■ **PROBLEM DESCRIPTION**: Your task is to count the lines of the entries below that include the word "enhanced" and to give only the resulting number.
## START ENTRIES
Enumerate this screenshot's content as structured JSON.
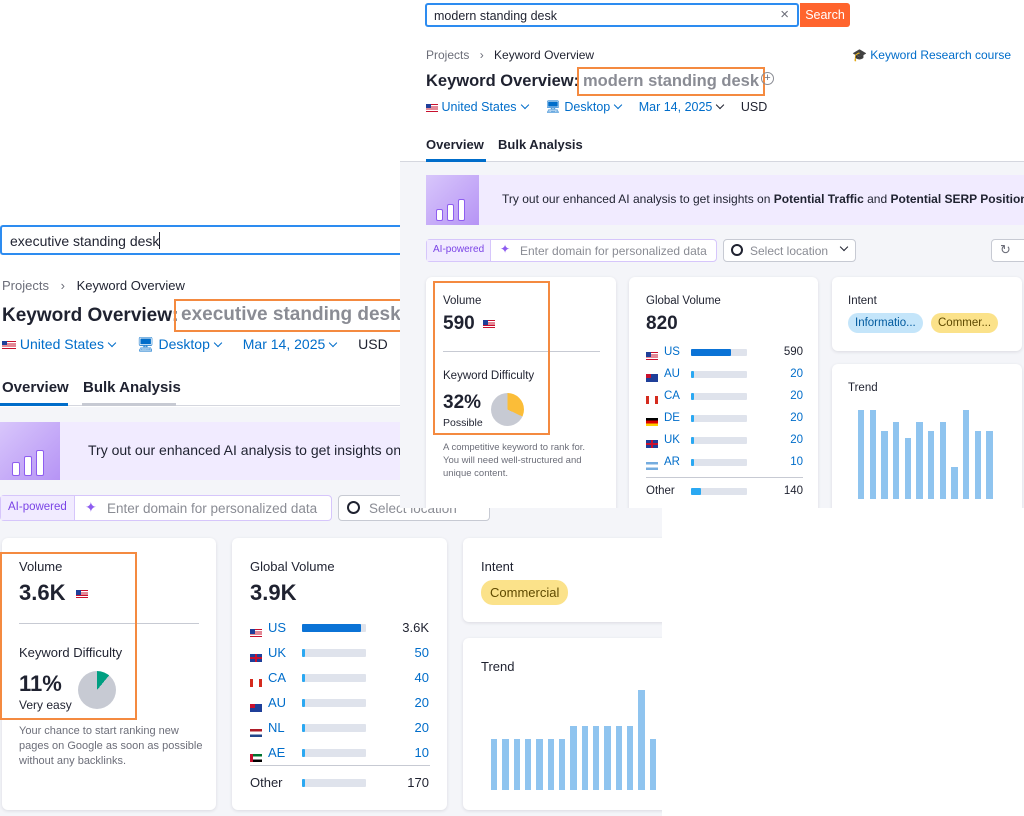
{
  "back": {
    "search_value": "executive standing desk",
    "breadcrumb": [
      "Projects",
      "Keyword Overview"
    ],
    "title_prefix": "Keyword Overview:",
    "keyword": "executive standing desk",
    "database": "United States",
    "device": "Desktop",
    "date": "Mar 14, 2025",
    "currency": "USD",
    "tabs": [
      "Overview",
      "Bulk Analysis"
    ],
    "banner_text": "Try out our enhanced AI analysis to get insights on",
    "ai_badge": "AI-powered",
    "domain_placeholder": "Enter domain for personalized data",
    "location_placeholder": "Select location",
    "volume_label": "Volume",
    "volume_value": "3.6K",
    "kd_label": "Keyword Difficulty",
    "kd_value": "11%",
    "kd_percent": 11,
    "kd_rating": "Very easy",
    "kd_note": "Your chance to start ranking new pages on Google as soon as possible without any backlinks.",
    "global_label": "Global Volume",
    "global_value": "3.9K",
    "countries": [
      {
        "code": "US",
        "value": "3.6K",
        "share": 0.92
      },
      {
        "code": "UK",
        "value": "50",
        "share": 0.02
      },
      {
        "code": "CA",
        "value": "40",
        "share": 0.02
      },
      {
        "code": "AU",
        "value": "20",
        "share": 0.02
      },
      {
        "code": "NL",
        "value": "20",
        "share": 0.02
      },
      {
        "code": "AE",
        "value": "10",
        "share": 0.02
      }
    ],
    "other_label": "Other",
    "other_value": "170",
    "other_share": 0.03,
    "intent_label": "Intent",
    "intent_badges": [
      "Commercial"
    ],
    "trend_label": "Trend",
    "trend": [
      0.51,
      0.51,
      0.51,
      0.51,
      0.51,
      0.51,
      0.51,
      0.64,
      0.64,
      0.64,
      0.64,
      0.64,
      0.64,
      1.0,
      0.51
    ]
  },
  "front": {
    "search_value": "modern standing desk",
    "search_button": "Search",
    "breadcrumb": [
      "Projects",
      "Keyword Overview"
    ],
    "course_link": "Keyword Research course",
    "title_prefix": "Keyword Overview:",
    "keyword": "modern standing desk",
    "database": "United States",
    "device": "Desktop",
    "date": "Mar 14, 2025",
    "currency": "USD",
    "tabs": [
      "Overview",
      "Bulk Analysis"
    ],
    "banner_text_1": "Try out our enhanced AI analysis to get insights on",
    "banner_bold_1": "Potential Traffic",
    "banner_and": "and",
    "banner_bold_2": "Potential SERP Position",
    "ai_badge": "AI-powered",
    "domain_placeholder": "Enter domain for personalized data",
    "location_placeholder": "Select location",
    "volume_label": "Volume",
    "volume_value": "590",
    "kd_label": "Keyword Difficulty",
    "kd_value": "32%",
    "kd_percent": 32,
    "kd_rating": "Possible",
    "kd_note": "A competitive keyword to rank for. You will need well-structured and unique content.",
    "global_label": "Global Volume",
    "global_value": "820",
    "countries": [
      {
        "code": "US",
        "value": "590",
        "share": 0.72
      },
      {
        "code": "AU",
        "value": "20",
        "share": 0.025
      },
      {
        "code": "CA",
        "value": "20",
        "share": 0.025
      },
      {
        "code": "DE",
        "value": "20",
        "share": 0.025
      },
      {
        "code": "UK",
        "value": "20",
        "share": 0.025
      },
      {
        "code": "AR",
        "value": "10",
        "share": 0.02
      }
    ],
    "other_label": "Other",
    "other_value": "140",
    "other_share": 0.17,
    "intent_label": "Intent",
    "intent_badges": [
      "Informatio...",
      "Commer..."
    ],
    "trend_label": "Trend",
    "trend": [
      1.0,
      1.0,
      0.76,
      0.86,
      0.68,
      0.86,
      0.76,
      0.86,
      0.36,
      1.0,
      0.76,
      0.76
    ]
  },
  "colors": {
    "accent_orange": "#f48a40",
    "search_button": "#ff642d",
    "link_blue": "#006dca",
    "intent_commercial": "#fbe28a",
    "intent_informational": "#c4e5fa",
    "trend_bar": "#8fc4ef"
  }
}
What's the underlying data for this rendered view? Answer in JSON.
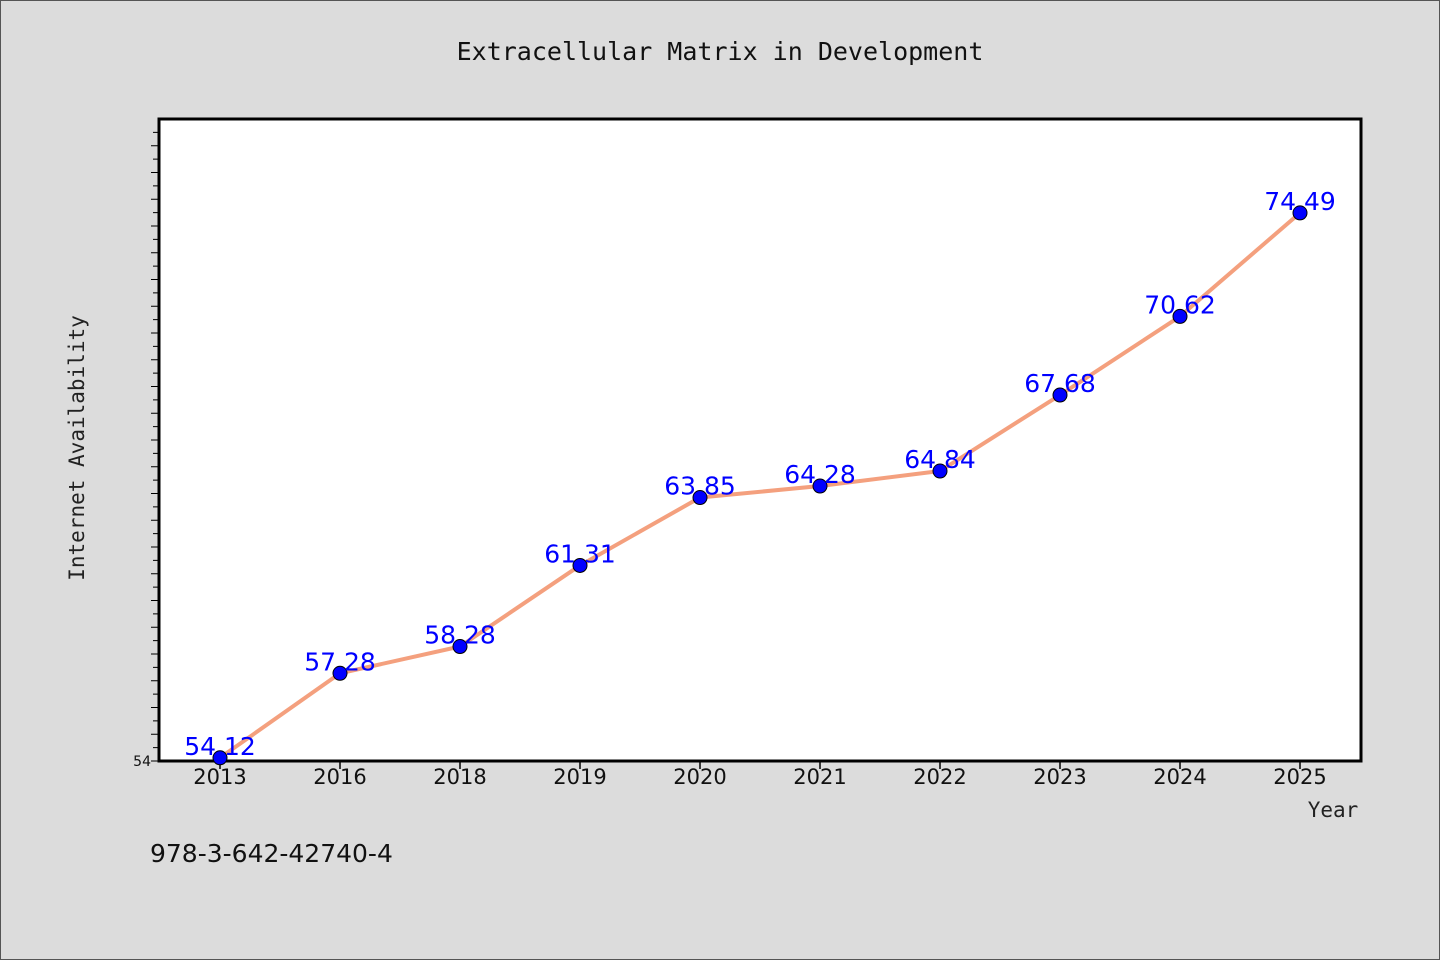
{
  "colors": {
    "background": "#dcdcdc",
    "plot_background": "#ffffff",
    "line": "#f4a07e",
    "marker": "#0000ff",
    "data_label": "#0000ff"
  },
  "footer": {
    "text": "978-3-642-42740-4"
  },
  "chart_data": {
    "type": "line",
    "title": "Extracellular Matrix in Development",
    "xlabel": "Year",
    "ylabel": "Internet Availability",
    "categories": [
      "2013",
      "2016",
      "2018",
      "2019",
      "2020",
      "2021",
      "2022",
      "2023",
      "2024",
      "2025"
    ],
    "series": [
      {
        "values": [
          54.12,
          57.28,
          58.28,
          61.31,
          63.85,
          64.28,
          64.84,
          67.68,
          70.62,
          74.49
        ],
        "labels": [
          "54.12",
          "57.28",
          "58.28",
          "61.31",
          "63.85",
          "64.28",
          "64.84",
          "67.68",
          "70.62",
          "74.49"
        ]
      }
    ],
    "ylim": [
      54,
      78
    ],
    "yticks_labeled": [
      "54"
    ],
    "grid": false,
    "legend": "none",
    "markers": true
  }
}
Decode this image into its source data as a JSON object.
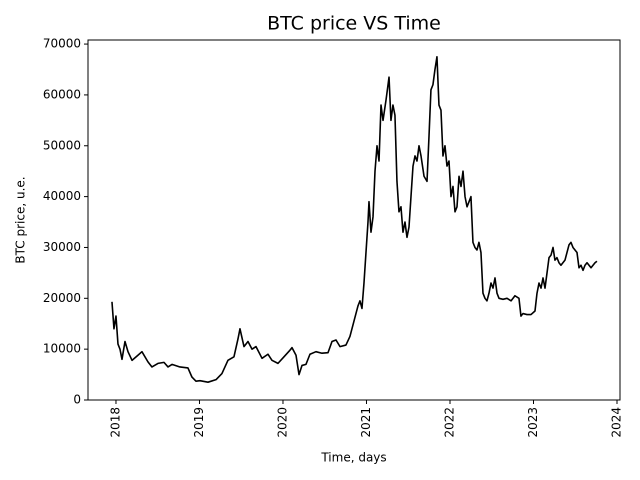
{
  "chart_data": {
    "type": "line",
    "title": "BTC price VS Time",
    "xlabel": "Time, days",
    "ylabel": "BTC price, u.e.",
    "x": [
      2017.952,
      2017.976,
      2018.0,
      2018.024,
      2018.048,
      2018.072,
      2018.108,
      2018.144,
      2018.192,
      2018.263,
      2018.311,
      2018.383,
      2018.431,
      2018.503,
      2018.575,
      2018.623,
      2018.671,
      2018.766,
      2018.862,
      2018.91,
      2018.958,
      2019.006,
      2019.102,
      2019.198,
      2019.269,
      2019.341,
      2019.413,
      2019.461,
      2019.485,
      2019.533,
      2019.581,
      2019.629,
      2019.677,
      2019.749,
      2019.82,
      2019.868,
      2019.94,
      2020.012,
      2020.084,
      2020.108,
      2020.156,
      2020.192,
      2020.228,
      2020.275,
      2020.323,
      2020.395,
      2020.467,
      2020.539,
      2020.587,
      2020.635,
      2020.683,
      2020.754,
      2020.802,
      2020.85,
      2020.898,
      2020.922,
      2020.946,
      2020.97,
      2020.994,
      2021.018,
      2021.03,
      2021.054,
      2021.078,
      2021.102,
      2021.126,
      2021.15,
      2021.174,
      2021.198,
      2021.234,
      2021.27,
      2021.293,
      2021.317,
      2021.341,
      2021.365,
      2021.389,
      2021.413,
      2021.437,
      2021.461,
      2021.485,
      2021.509,
      2021.533,
      2021.557,
      2021.581,
      2021.605,
      2021.629,
      2021.653,
      2021.689,
      2021.725,
      2021.749,
      2021.772,
      2021.796,
      2021.82,
      2021.844,
      2021.868,
      2021.892,
      2021.916,
      2021.94,
      2021.964,
      2021.988,
      2022.012,
      2022.036,
      2022.06,
      2022.084,
      2022.108,
      2022.132,
      2022.156,
      2022.18,
      2022.204,
      2022.228,
      2022.251,
      2022.275,
      2022.299,
      2022.323,
      2022.347,
      2022.371,
      2022.395,
      2022.419,
      2022.443,
      2022.467,
      2022.491,
      2022.515,
      2022.539,
      2022.563,
      2022.587,
      2022.635,
      2022.683,
      2022.731,
      2022.778,
      2022.826,
      2022.85,
      2022.874,
      2022.922,
      2022.97,
      2023.018,
      2023.042,
      2023.066,
      2023.09,
      2023.114,
      2023.138,
      2023.162,
      2023.186,
      2023.21,
      2023.234,
      2023.257,
      2023.281,
      2023.305,
      2023.329,
      2023.377,
      2023.425,
      2023.449,
      2023.473,
      2023.497,
      2023.521,
      2023.545,
      2023.569,
      2023.593,
      2023.617,
      2023.641,
      2023.689,
      2023.737,
      2023.76
    ],
    "series": [
      {
        "name": "BTC price",
        "color": "#000000",
        "values": [
          19300,
          14000,
          16500,
          11000,
          10000,
          8000,
          11500,
          9500,
          7800,
          8800,
          9500,
          7500,
          6500,
          7200,
          7400,
          6500,
          7000,
          6500,
          6300,
          4500,
          3700,
          3800,
          3500,
          4000,
          5200,
          7800,
          8500,
          12000,
          14000,
          10500,
          11500,
          10000,
          10500,
          8200,
          9000,
          7800,
          7200,
          8500,
          9800,
          10300,
          8800,
          5000,
          6800,
          7000,
          9000,
          9500,
          9200,
          9300,
          11500,
          11800,
          10500,
          10800,
          12500,
          15500,
          18500,
          19500,
          18000,
          23000,
          29000,
          35000,
          39000,
          33000,
          36000,
          45000,
          50000,
          47000,
          58000,
          55000,
          59000,
          63500,
          55000,
          58000,
          56000,
          43000,
          37000,
          38000,
          33000,
          35000,
          32000,
          34000,
          40000,
          46000,
          48000,
          47000,
          50000,
          48000,
          44000,
          43000,
          52000,
          61000,
          62000,
          65000,
          67500,
          58000,
          57000,
          48000,
          50000,
          46000,
          47000,
          40000,
          42000,
          37000,
          38000,
          44000,
          42000,
          45000,
          40000,
          38000,
          39000,
          40000,
          31000,
          30000,
          29500,
          31000,
          29000,
          21000,
          20000,
          19500,
          21000,
          23000,
          22000,
          24000,
          21000,
          20000,
          19800,
          20000,
          19500,
          20500,
          20000,
          16500,
          17000,
          16800,
          16800,
          17500,
          21000,
          23000,
          22000,
          24000,
          22000,
          25000,
          28000,
          28500,
          30000,
          27500,
          28000,
          27000,
          26500,
          27500,
          30500,
          31000,
          30000,
          29500,
          29000,
          26000,
          26500,
          25500,
          26500,
          27000,
          26000,
          27000,
          27300
        ]
      }
    ],
    "xlim": [
      2017.665,
      2024.036
    ],
    "xticks": [
      2018,
      2019,
      2020,
      2021,
      2022,
      2023,
      2024
    ],
    "ylim": [
      0,
      70800
    ],
    "yticks": [
      0,
      10000,
      20000,
      30000,
      40000,
      50000,
      60000,
      70000
    ],
    "grid": false
  }
}
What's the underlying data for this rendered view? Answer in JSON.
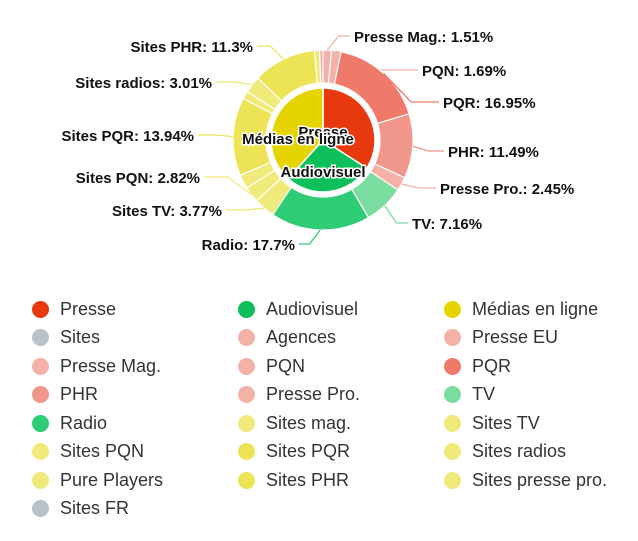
{
  "chart_data": {
    "type": "pie",
    "subtype": "two-ring sunburst",
    "inner_ring": [
      {
        "name": "Presse",
        "value": 34.09,
        "color": "#e8380d"
      },
      {
        "name": "Audiovisuel",
        "value": 27.63,
        "color": "#0cbf5b"
      },
      {
        "name": "Médias en ligne",
        "value": 38.28,
        "color": "#e6d400"
      }
    ],
    "inner_labels": [
      "Presse",
      "Audiovisuel",
      "Médias en ligne"
    ],
    "outer_ring": [
      {
        "name": "Presse Mag.",
        "value": 1.51,
        "label": "Presse Mag.: 1.51%",
        "color": "#f3b1a8",
        "labeled": true
      },
      {
        "name": "PQN",
        "value": 1.69,
        "label": "PQN: 1.69%",
        "color": "#f3b1a8",
        "labeled": true
      },
      {
        "name": "PQR",
        "value": 16.95,
        "label": "PQR: 16.95%",
        "color": "#ef7a6a",
        "labeled": true
      },
      {
        "name": "PHR",
        "value": 11.49,
        "label": "PHR: 11.49%",
        "color": "#f0968a",
        "labeled": true
      },
      {
        "name": "Presse Pro.",
        "value": 2.45,
        "label": "Presse Pro.: 2.45%",
        "color": "#f3b1a8",
        "labeled": true
      },
      {
        "name": "TV",
        "value": 7.16,
        "label": "TV: 7.16%",
        "color": "#7adc9f",
        "labeled": true
      },
      {
        "name": "Radio",
        "value": 17.7,
        "label": "Radio: 17.7%",
        "color": "#2ecc75",
        "labeled": true
      },
      {
        "name": "Sites TV",
        "value": 3.77,
        "label": "Sites TV: 3.77%",
        "color": "#f0ea7a",
        "labeled": true
      },
      {
        "name": "Sites PQN",
        "value": 2.82,
        "label": "Sites PQN: 2.82%",
        "color": "#f0ea7a",
        "labeled": true
      },
      {
        "name": "Pure Players",
        "value": 2.5,
        "color": "#f0ea7a",
        "labeled": false
      },
      {
        "name": "Sites PQR",
        "value": 13.94,
        "label": "Sites PQR: 13.94%",
        "color": "#ede455",
        "labeled": true
      },
      {
        "name": "Sites mag.",
        "value": 1.4,
        "color": "#f0ea7a",
        "labeled": false
      },
      {
        "name": "Sites radios",
        "value": 3.01,
        "label": "Sites radios: 3.01%",
        "color": "#f0ea7a",
        "labeled": true
      },
      {
        "name": "Sites PHR",
        "value": 11.3,
        "label": "Sites PHR: 11.3%",
        "color": "#ede455",
        "labeled": true
      },
      {
        "name": "Sites presse pro.",
        "value": 0.92,
        "color": "#f0ea7a",
        "labeled": false
      },
      {
        "name": "Presse EU",
        "value": 0.6,
        "color": "#f3b1a8",
        "labeled": false
      }
    ],
    "legend": {
      "placement": "bottom",
      "items": [
        {
          "label": "Presse",
          "color": "#e8380d"
        },
        {
          "label": "Audiovisuel",
          "color": "#0cbf5b"
        },
        {
          "label": "Médias en ligne",
          "color": "#e6d400"
        },
        {
          "label": "Sites",
          "color": "#b9c2c8"
        },
        {
          "label": "Agences",
          "color": "#f3b1a8"
        },
        {
          "label": "Presse EU",
          "color": "#f3b1a8"
        },
        {
          "label": "Presse Mag.",
          "color": "#f3b1a8"
        },
        {
          "label": "PQN",
          "color": "#f3b1a8"
        },
        {
          "label": "PQR",
          "color": "#ef7a6a"
        },
        {
          "label": "PHR",
          "color": "#f0968a"
        },
        {
          "label": "Presse Pro.",
          "color": "#f3b1a8"
        },
        {
          "label": "TV",
          "color": "#7adc9f"
        },
        {
          "label": "Radio",
          "color": "#2ecc75"
        },
        {
          "label": "Sites mag.",
          "color": "#f0ea7a"
        },
        {
          "label": "Sites TV",
          "color": "#f0ea7a"
        },
        {
          "label": "Sites PQN",
          "color": "#f0ea7a"
        },
        {
          "label": "Sites PQR",
          "color": "#ede455"
        },
        {
          "label": "Sites radios",
          "color": "#f0ea7a"
        },
        {
          "label": "Pure Players",
          "color": "#f0ea7a"
        },
        {
          "label": "Sites PHR",
          "color": "#ede455"
        },
        {
          "label": "Sites presse pro.",
          "color": "#f0ea7a"
        },
        {
          "label": "Sites FR",
          "color": "#b9c2c8"
        }
      ]
    }
  }
}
## END ENTRIES
■ **WRITTEN ANSWER**: 2